TASK DIRECTIONS: Return every line below in which "became" appears.
########
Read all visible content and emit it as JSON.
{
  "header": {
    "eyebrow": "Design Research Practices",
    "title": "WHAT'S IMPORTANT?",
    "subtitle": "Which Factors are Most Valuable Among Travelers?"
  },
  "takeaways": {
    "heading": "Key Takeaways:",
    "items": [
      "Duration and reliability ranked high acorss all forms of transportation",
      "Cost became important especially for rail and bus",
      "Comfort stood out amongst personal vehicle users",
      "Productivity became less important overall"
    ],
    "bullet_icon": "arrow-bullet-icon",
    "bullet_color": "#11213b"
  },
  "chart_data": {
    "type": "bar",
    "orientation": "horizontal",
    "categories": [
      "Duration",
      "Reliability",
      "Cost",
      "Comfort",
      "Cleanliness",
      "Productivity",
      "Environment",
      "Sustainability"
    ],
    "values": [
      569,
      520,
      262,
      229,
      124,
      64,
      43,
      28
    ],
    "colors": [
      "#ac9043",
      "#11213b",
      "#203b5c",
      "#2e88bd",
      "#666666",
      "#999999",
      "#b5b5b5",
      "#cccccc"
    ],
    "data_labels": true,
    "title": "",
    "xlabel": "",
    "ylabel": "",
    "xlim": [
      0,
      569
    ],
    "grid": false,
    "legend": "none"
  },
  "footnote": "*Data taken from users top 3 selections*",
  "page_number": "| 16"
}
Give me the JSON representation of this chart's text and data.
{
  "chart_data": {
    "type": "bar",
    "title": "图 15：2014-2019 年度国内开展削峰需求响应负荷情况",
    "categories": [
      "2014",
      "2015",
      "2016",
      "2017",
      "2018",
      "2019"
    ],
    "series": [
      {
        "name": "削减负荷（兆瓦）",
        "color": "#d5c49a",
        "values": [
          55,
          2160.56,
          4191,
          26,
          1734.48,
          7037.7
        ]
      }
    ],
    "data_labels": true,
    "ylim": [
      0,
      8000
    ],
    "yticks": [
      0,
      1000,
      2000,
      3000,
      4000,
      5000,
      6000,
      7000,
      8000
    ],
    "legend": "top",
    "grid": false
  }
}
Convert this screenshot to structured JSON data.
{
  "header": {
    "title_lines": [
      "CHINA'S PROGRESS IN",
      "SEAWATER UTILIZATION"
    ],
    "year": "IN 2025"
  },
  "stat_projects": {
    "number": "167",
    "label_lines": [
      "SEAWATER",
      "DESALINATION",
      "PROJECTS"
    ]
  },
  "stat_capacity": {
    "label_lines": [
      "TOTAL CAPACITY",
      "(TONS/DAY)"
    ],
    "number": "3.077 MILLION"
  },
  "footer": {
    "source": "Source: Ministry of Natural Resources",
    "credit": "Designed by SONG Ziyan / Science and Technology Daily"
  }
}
########
THE SOLUTION:
      "Cost became important especially for rail and bus",
      "Productivity became less important overall"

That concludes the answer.